• WHAT THE TASK REQUIRES:
Copy every line with the string "Noise" in it.

• GIVEN RECORDS:
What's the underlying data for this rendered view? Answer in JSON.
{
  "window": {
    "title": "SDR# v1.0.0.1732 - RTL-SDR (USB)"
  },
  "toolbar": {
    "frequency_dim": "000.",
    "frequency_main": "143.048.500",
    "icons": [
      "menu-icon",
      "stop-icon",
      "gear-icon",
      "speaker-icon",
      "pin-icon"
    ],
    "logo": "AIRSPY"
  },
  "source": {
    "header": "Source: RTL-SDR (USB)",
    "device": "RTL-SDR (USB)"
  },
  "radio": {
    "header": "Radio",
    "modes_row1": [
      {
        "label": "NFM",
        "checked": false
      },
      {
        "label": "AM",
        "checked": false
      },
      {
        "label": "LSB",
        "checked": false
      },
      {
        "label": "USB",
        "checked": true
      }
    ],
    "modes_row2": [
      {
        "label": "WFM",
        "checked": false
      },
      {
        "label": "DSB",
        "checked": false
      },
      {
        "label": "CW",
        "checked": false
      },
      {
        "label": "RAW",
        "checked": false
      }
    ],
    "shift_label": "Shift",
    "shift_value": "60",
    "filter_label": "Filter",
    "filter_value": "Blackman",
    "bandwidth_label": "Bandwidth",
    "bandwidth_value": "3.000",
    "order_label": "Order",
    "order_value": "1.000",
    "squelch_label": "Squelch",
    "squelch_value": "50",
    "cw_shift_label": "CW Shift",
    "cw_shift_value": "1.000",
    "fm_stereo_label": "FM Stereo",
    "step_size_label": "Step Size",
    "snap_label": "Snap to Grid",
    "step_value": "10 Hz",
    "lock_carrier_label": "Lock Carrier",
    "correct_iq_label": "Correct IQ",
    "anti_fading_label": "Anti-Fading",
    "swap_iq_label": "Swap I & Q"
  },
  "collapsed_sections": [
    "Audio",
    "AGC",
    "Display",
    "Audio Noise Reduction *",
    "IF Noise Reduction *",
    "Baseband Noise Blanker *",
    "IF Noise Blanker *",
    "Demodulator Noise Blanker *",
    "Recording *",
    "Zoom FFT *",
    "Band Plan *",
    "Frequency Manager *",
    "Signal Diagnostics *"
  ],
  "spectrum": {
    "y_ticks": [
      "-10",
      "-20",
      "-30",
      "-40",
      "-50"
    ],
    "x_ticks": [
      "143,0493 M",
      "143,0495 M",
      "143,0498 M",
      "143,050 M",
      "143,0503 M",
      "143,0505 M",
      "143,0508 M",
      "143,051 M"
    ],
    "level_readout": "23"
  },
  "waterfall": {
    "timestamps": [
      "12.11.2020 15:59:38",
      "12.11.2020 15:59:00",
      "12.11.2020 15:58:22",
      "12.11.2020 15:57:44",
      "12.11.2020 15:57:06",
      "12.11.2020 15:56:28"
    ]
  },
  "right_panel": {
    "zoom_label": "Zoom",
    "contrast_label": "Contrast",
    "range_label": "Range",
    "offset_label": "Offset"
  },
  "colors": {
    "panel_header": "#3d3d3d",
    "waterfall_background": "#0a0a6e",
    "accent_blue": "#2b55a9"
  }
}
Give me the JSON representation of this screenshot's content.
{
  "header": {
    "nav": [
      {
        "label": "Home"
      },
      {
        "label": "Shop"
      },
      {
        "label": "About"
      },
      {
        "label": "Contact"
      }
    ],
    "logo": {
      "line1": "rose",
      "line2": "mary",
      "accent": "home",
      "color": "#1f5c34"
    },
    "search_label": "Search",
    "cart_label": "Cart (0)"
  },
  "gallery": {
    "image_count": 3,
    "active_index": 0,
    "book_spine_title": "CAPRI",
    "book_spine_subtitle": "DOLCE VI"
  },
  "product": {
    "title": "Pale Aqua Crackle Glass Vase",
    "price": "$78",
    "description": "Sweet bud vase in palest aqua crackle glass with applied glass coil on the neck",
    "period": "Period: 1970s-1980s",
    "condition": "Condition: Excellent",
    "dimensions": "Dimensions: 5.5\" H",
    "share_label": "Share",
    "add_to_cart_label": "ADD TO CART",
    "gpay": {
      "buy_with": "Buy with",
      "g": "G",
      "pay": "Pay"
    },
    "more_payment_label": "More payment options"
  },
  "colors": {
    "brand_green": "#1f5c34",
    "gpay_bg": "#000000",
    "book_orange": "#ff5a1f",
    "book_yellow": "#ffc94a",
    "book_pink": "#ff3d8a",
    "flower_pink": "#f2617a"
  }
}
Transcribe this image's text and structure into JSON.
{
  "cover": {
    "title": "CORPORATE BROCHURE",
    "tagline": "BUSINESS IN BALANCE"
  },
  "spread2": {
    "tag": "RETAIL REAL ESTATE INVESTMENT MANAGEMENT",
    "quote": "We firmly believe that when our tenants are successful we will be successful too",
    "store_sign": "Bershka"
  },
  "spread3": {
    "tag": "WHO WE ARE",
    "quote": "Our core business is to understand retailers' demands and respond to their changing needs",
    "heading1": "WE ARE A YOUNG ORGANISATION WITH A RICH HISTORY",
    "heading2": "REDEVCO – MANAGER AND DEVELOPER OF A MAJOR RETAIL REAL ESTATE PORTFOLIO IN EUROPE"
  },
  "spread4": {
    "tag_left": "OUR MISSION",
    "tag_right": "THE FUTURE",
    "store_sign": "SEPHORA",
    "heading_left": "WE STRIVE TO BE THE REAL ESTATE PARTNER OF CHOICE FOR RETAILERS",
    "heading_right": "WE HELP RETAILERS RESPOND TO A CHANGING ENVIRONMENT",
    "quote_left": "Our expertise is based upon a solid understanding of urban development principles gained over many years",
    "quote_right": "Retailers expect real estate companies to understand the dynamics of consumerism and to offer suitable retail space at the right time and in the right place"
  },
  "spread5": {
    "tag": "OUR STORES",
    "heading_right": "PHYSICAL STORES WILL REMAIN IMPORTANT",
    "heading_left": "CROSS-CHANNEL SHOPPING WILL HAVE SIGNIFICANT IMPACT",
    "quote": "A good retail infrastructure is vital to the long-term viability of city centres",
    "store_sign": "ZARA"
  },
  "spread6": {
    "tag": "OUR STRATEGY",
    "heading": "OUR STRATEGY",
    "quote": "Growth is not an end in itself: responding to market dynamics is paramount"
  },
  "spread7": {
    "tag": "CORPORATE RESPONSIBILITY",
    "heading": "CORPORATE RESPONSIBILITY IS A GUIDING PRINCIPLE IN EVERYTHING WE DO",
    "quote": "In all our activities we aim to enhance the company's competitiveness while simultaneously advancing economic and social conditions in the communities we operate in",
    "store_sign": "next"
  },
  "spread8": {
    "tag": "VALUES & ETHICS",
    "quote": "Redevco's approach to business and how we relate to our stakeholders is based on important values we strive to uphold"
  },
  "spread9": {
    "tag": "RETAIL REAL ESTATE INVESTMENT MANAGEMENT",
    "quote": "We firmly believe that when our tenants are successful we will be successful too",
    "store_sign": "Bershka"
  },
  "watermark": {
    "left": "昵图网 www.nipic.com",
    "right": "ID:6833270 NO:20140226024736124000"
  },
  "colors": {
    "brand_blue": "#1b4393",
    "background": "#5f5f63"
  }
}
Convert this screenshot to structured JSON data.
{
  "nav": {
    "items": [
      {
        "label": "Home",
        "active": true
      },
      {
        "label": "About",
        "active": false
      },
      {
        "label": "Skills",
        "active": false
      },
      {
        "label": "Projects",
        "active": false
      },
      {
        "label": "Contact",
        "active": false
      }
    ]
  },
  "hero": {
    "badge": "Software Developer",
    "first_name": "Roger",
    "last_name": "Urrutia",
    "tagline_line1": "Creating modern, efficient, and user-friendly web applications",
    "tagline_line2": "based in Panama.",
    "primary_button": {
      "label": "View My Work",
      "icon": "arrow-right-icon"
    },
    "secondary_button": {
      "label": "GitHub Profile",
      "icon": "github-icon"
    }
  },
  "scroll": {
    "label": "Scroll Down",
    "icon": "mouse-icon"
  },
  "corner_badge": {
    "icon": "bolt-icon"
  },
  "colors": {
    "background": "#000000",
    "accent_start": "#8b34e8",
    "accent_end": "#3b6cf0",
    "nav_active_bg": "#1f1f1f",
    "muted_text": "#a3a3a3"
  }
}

• EXERCISE OUTPUT:
    "Audio Noise Reduction *",
    "IF Noise Reduction *",
    "Baseband Noise Blanker *",
    "IF Noise Blanker *",
    "Demodulator Noise Blanker *",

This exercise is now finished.